> **What this task involves**
Filter this data down to the lines that hold "color", and copy them.

> **Task material**

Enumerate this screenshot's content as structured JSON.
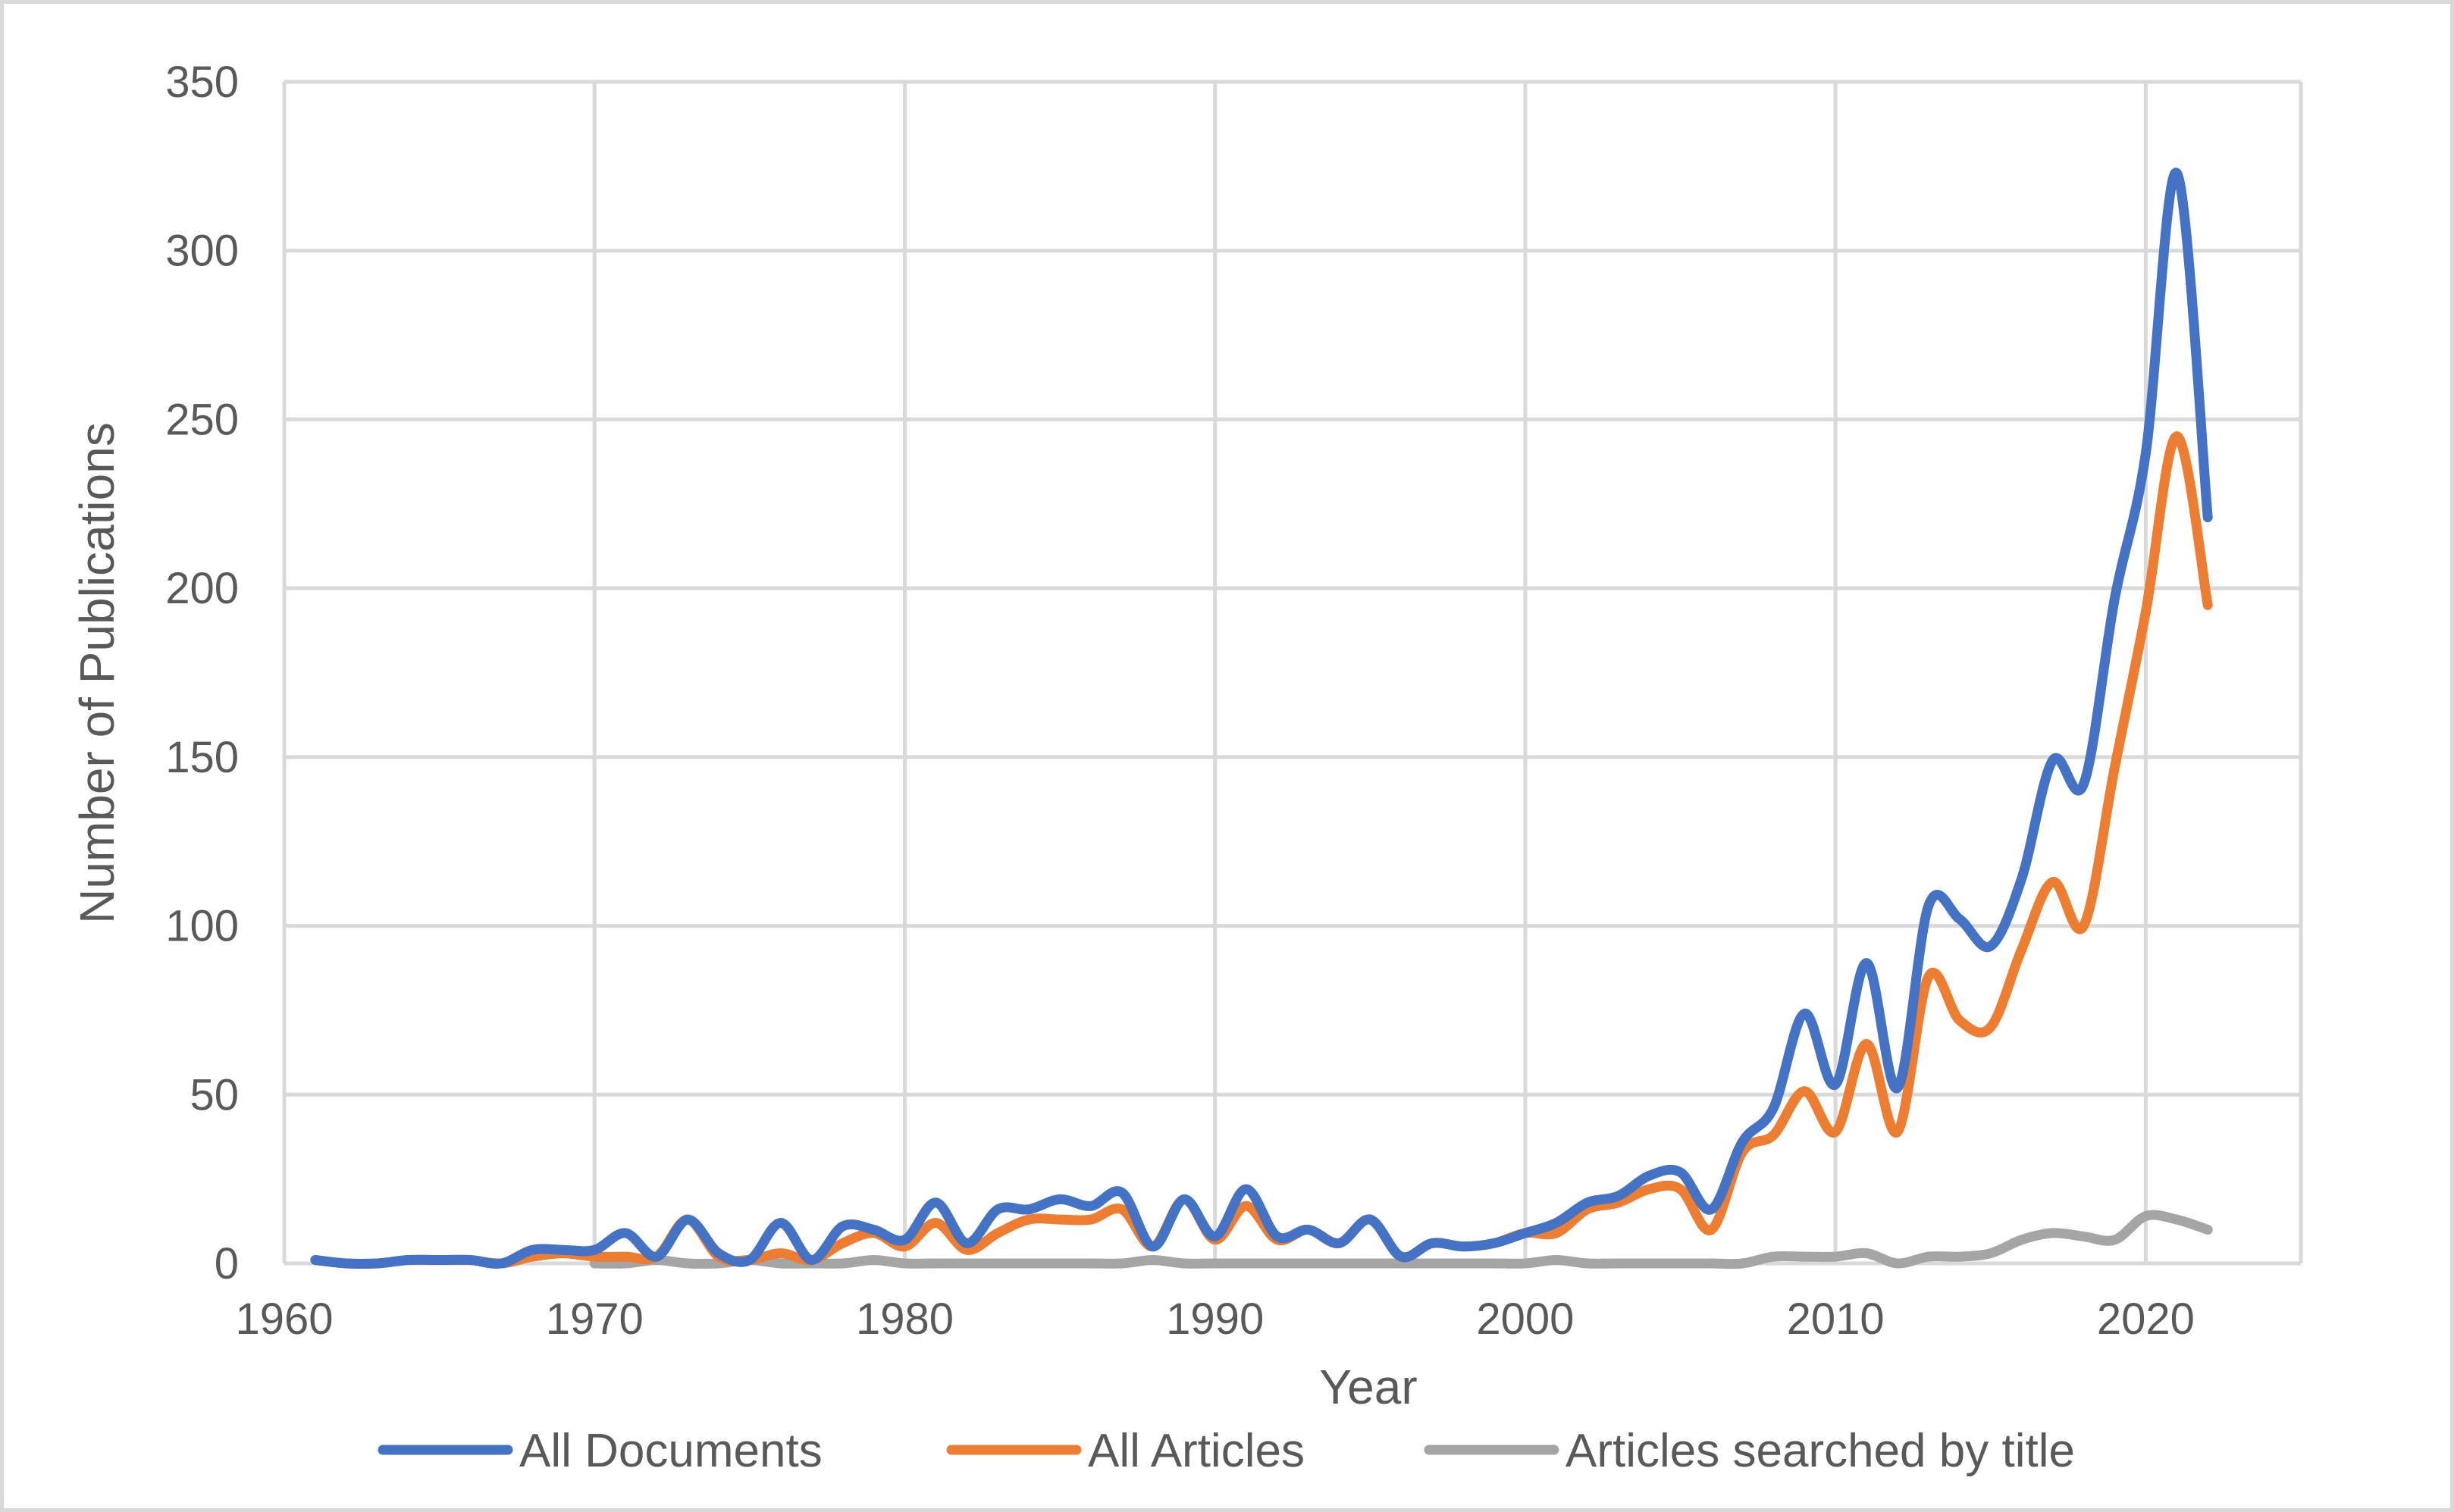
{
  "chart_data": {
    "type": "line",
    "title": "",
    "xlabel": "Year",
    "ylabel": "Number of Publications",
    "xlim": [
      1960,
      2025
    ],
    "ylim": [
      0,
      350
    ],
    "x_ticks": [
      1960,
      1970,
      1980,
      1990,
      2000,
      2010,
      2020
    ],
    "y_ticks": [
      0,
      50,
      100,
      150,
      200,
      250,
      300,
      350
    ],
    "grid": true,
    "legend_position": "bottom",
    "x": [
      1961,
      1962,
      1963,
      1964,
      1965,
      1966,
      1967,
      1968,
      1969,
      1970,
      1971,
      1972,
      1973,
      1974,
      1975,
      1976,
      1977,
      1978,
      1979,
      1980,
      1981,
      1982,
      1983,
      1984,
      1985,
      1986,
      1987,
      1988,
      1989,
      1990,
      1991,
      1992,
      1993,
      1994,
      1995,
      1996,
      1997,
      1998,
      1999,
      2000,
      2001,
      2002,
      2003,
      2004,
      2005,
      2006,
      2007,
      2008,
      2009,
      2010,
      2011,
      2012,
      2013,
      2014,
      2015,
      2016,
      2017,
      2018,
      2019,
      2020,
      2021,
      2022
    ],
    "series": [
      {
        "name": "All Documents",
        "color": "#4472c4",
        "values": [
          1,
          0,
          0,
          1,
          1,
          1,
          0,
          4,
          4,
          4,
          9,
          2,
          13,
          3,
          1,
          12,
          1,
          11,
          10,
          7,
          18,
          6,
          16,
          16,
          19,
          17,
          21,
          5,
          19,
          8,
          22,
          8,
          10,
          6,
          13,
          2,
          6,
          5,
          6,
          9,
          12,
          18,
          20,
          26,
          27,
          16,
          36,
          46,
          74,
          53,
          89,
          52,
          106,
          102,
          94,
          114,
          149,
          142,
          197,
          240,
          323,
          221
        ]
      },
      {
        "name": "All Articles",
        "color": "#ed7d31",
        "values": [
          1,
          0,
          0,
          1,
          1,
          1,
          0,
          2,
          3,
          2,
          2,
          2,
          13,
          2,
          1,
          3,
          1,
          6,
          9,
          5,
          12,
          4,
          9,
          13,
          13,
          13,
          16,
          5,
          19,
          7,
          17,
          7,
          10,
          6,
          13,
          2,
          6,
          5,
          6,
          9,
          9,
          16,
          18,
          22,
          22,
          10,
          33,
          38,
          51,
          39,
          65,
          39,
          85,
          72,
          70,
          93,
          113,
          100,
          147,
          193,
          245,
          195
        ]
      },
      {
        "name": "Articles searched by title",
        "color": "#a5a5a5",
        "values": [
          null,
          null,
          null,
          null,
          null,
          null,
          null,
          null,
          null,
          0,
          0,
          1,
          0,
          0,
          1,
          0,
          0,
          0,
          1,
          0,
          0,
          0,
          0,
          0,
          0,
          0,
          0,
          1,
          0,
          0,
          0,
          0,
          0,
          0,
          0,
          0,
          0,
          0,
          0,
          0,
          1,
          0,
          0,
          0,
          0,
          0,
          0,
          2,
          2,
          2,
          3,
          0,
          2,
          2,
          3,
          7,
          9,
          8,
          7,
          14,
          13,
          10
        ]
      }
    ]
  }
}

> **Reply to the task**
        "color": "#4472c4",
        "color": "#ed7d31",
        "color": "#a5a5a5",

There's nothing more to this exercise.